> REQUIRED WORK:
The word "function" marks the lines to keep; find each one in the data and copy it.

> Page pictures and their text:
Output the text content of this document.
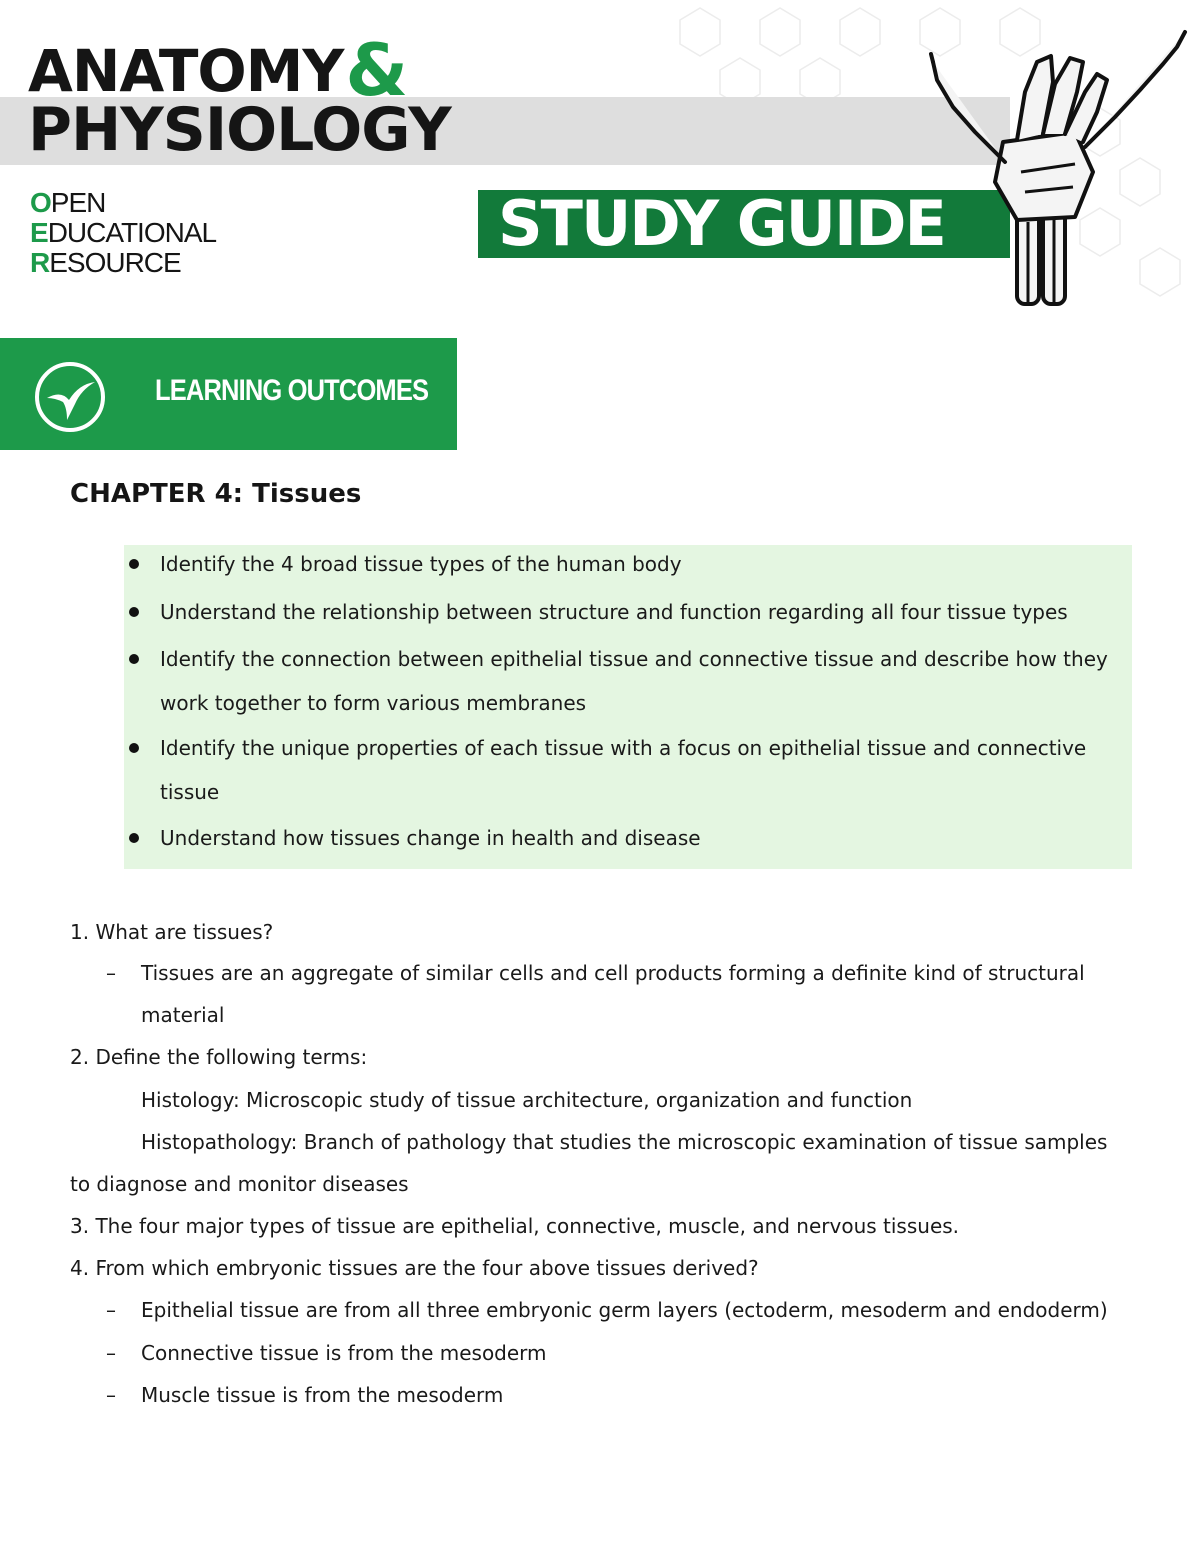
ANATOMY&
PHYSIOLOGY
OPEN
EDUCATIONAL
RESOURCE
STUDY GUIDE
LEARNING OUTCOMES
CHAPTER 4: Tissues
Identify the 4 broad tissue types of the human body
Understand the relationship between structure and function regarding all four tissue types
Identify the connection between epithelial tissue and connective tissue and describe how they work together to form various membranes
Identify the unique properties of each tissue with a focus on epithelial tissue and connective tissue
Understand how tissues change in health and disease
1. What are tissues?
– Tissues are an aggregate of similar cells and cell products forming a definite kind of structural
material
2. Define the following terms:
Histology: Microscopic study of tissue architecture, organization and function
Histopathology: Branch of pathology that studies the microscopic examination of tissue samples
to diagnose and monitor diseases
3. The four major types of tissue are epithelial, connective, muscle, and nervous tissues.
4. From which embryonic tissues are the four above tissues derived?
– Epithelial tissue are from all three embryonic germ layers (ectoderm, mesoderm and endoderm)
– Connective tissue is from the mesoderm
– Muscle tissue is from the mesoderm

> COMPLETED TASK:
Understand the relationship between structure and function regarding all four tissue types
Histology: Microscopic study of tissue architecture, organization and function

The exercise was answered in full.